# EXERCISE DESCRIPTION
Determine the number of lines in the data that include the word "JSON", and write only that number.

# Figure record extracts

** begin **

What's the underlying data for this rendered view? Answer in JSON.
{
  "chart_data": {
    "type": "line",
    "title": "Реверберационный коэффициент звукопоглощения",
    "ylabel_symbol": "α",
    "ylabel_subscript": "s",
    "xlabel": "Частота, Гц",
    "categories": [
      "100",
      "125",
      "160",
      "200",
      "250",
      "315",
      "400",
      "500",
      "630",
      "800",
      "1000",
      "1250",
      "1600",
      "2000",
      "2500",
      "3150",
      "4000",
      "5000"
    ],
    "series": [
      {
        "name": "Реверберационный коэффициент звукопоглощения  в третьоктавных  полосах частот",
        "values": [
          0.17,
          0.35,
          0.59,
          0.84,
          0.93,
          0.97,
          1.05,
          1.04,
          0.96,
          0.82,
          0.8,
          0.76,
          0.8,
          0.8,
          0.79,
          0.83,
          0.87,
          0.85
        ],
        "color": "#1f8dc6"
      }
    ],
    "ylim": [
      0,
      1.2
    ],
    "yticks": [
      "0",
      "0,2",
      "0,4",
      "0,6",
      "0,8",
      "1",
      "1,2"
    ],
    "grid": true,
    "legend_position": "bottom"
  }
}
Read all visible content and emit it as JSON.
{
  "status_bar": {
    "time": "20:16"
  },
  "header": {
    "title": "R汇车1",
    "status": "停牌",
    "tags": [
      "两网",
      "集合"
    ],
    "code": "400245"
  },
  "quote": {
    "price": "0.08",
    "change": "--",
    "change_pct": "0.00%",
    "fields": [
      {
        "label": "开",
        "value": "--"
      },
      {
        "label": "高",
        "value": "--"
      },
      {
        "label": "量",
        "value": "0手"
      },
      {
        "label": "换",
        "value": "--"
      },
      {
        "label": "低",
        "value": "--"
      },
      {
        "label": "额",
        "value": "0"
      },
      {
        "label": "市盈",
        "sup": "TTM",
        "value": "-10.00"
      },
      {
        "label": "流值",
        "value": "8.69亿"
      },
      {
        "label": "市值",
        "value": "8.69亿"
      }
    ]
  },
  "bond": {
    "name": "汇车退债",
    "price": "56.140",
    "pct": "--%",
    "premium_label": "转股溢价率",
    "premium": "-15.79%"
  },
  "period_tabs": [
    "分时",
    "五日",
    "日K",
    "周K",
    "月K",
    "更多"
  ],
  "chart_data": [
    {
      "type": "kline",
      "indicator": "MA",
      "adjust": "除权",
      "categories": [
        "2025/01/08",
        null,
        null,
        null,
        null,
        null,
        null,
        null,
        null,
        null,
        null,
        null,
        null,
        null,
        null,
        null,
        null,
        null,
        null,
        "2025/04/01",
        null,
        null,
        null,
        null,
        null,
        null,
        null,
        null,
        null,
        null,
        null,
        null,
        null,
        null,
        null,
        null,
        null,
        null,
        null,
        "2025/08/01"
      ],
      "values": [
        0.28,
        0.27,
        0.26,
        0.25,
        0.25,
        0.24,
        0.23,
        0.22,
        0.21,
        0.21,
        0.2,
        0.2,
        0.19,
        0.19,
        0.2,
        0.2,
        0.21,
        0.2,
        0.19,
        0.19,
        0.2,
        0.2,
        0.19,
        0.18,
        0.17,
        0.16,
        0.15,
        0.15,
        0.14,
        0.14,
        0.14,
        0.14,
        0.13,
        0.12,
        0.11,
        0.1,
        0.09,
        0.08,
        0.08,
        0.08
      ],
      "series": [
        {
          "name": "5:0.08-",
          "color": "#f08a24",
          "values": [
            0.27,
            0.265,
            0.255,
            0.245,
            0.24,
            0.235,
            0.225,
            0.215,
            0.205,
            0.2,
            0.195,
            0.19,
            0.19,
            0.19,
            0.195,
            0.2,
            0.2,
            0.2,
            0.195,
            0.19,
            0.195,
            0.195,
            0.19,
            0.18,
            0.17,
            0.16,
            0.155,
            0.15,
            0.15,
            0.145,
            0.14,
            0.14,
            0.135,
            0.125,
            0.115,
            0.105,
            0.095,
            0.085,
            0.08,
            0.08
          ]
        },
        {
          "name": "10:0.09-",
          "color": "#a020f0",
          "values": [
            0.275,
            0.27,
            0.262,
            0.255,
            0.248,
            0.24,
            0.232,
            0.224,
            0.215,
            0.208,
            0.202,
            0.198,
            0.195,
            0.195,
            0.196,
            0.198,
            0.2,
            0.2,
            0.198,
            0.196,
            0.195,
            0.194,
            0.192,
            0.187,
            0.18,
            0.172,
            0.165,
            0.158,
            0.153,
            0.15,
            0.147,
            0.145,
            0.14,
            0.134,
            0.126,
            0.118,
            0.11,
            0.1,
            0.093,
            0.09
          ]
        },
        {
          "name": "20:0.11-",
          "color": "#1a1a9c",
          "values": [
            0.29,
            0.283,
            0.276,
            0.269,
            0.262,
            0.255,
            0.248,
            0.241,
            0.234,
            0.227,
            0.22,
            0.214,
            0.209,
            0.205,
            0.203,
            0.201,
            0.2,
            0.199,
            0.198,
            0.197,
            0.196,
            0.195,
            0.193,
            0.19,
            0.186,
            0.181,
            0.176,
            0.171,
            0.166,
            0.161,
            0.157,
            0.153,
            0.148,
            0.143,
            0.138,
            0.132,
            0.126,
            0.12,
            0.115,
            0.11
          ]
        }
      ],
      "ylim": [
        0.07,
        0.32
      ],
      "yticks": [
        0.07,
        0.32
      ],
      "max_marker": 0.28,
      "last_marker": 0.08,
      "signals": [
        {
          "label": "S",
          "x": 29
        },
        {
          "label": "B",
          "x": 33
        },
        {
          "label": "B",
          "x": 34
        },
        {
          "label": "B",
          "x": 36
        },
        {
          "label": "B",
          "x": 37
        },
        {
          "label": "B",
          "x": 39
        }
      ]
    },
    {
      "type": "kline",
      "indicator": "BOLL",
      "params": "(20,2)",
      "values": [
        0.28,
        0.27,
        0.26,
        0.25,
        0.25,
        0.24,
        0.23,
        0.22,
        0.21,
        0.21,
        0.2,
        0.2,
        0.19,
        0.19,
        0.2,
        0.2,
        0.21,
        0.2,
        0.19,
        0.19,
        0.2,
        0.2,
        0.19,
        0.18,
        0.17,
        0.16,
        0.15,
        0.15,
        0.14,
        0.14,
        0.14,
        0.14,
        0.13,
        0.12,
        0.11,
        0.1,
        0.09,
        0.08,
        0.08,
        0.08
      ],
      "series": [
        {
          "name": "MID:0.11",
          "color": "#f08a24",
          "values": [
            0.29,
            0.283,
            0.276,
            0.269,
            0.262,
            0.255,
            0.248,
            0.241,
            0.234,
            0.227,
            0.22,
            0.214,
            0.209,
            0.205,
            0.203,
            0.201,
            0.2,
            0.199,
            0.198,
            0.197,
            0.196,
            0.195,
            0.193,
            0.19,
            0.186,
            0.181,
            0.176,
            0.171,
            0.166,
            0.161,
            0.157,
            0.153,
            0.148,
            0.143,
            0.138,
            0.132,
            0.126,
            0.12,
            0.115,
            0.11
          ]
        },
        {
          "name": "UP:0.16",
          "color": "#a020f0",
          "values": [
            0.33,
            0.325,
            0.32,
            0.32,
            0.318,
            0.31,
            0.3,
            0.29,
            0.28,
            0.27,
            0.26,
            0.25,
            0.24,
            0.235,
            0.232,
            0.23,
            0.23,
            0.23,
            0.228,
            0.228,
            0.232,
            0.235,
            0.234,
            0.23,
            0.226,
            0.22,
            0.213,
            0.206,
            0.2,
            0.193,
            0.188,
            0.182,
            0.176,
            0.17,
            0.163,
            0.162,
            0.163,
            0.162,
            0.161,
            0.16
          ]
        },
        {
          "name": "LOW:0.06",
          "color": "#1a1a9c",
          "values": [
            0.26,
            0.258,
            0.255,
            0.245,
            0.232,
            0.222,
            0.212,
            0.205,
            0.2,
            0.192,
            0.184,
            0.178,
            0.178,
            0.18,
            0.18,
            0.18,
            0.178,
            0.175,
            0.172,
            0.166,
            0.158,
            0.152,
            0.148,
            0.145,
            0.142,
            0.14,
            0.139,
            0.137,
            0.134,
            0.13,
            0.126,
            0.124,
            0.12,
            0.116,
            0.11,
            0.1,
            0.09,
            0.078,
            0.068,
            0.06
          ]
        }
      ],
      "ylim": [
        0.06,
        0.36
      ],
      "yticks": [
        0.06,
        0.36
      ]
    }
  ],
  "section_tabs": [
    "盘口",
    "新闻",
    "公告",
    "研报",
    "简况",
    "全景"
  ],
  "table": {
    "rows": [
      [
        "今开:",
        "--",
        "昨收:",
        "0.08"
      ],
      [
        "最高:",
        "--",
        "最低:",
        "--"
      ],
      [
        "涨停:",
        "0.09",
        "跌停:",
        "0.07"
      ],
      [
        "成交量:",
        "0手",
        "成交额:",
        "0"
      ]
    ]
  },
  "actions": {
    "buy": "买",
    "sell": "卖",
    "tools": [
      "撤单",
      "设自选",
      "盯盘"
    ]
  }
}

** end **

# OUTPUT FOR THIS EXERCISE
2